Written task » From the start of the material through the line containing "- layer-fill-swatch[interactable]: [463, 57, 491, 70]", rename "layer-fill-swatch" to "layer-color-swatch" and reproduce those lines with nothing else altered.

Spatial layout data
— START —

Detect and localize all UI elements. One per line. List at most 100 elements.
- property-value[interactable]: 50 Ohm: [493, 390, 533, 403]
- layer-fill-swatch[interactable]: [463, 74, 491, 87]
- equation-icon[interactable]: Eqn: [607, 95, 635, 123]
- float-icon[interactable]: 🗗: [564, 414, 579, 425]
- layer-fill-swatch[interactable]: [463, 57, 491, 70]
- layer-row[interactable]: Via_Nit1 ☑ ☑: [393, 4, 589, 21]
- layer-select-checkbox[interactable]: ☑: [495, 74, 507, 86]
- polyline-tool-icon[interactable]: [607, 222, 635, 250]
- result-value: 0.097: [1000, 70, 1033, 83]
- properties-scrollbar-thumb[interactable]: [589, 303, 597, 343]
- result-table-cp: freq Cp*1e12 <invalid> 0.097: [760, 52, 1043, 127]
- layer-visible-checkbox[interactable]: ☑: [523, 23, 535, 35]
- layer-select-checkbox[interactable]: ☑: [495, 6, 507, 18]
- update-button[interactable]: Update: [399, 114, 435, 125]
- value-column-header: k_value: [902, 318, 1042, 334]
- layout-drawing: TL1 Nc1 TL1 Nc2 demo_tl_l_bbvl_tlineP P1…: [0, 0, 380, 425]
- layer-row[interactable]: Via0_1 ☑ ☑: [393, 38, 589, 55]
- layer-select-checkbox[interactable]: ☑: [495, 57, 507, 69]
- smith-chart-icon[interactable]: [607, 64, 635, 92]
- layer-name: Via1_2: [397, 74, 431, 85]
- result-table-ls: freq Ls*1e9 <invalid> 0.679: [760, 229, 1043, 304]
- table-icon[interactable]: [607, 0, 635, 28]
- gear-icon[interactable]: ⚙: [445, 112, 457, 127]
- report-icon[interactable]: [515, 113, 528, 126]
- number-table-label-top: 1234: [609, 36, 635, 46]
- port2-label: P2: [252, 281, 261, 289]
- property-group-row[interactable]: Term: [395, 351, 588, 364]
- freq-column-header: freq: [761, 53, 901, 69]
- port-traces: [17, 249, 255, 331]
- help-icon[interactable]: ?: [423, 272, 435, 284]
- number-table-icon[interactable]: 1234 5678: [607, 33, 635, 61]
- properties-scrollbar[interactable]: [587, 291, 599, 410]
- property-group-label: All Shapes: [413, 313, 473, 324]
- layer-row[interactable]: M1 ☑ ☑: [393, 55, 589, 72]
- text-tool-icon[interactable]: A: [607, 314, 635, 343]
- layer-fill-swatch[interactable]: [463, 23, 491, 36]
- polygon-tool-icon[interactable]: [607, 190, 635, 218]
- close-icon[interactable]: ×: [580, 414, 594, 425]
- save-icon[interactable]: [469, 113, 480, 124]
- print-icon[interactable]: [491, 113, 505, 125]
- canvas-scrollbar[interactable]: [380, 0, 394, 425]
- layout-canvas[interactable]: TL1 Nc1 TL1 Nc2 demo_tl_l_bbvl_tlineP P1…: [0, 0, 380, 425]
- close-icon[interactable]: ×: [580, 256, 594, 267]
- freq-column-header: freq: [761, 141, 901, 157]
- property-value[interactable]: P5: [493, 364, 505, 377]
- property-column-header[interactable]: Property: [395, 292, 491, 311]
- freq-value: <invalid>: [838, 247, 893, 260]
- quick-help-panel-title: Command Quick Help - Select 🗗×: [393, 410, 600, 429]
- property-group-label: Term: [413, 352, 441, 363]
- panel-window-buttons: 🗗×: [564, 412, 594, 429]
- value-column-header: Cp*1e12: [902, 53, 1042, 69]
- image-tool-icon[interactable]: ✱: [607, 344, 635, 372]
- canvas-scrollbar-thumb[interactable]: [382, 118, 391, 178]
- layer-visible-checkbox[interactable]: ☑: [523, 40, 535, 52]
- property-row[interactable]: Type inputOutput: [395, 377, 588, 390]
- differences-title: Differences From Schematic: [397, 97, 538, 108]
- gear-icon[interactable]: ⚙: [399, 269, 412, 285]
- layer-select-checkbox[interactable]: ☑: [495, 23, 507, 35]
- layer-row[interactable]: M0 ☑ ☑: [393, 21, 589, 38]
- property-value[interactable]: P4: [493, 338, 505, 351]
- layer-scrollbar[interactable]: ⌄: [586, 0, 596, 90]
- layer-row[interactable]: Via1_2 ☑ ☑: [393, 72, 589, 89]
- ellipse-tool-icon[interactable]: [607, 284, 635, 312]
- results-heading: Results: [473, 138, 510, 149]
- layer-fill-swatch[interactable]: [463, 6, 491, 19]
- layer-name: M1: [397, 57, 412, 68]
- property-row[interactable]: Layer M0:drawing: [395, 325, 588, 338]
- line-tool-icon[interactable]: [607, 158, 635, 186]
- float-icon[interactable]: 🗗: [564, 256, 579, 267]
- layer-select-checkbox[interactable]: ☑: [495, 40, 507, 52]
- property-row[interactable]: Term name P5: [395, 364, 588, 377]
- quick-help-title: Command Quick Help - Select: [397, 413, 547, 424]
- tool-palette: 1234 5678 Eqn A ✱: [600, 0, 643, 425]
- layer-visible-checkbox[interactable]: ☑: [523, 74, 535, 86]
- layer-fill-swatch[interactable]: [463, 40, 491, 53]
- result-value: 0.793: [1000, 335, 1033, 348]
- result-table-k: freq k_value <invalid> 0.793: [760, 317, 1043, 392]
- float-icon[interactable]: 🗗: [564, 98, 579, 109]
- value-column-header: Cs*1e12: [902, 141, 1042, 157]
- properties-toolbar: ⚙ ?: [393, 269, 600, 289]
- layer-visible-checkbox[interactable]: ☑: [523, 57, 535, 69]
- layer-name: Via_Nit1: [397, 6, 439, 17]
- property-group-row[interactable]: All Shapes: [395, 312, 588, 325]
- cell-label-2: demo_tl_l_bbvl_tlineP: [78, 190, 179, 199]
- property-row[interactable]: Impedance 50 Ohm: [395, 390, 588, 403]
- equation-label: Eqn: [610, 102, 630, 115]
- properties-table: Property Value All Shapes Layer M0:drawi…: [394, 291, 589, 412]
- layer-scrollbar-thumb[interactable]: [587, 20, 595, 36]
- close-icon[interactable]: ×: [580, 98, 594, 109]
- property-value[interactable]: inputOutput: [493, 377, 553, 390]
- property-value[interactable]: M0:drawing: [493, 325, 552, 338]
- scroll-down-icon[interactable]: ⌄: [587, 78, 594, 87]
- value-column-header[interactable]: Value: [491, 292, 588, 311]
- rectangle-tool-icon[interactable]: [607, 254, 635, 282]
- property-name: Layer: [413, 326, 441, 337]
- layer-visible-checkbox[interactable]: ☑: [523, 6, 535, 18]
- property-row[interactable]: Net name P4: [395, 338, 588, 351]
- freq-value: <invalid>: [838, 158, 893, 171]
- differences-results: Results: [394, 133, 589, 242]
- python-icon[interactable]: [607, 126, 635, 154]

— END —

Result for this task »
Detect and localize all UI elements. One per line. List at most 100 elements.
- property-value[interactable]: 50 Ohm: [493, 390, 533, 403]
- layer-color-swatch[interactable]: [463, 74, 491, 87]
- equation-icon[interactable]: Eqn: [607, 95, 635, 123]
- float-icon[interactable]: 🗗: [564, 414, 579, 425]
- layer-color-swatch[interactable]: [463, 57, 491, 70]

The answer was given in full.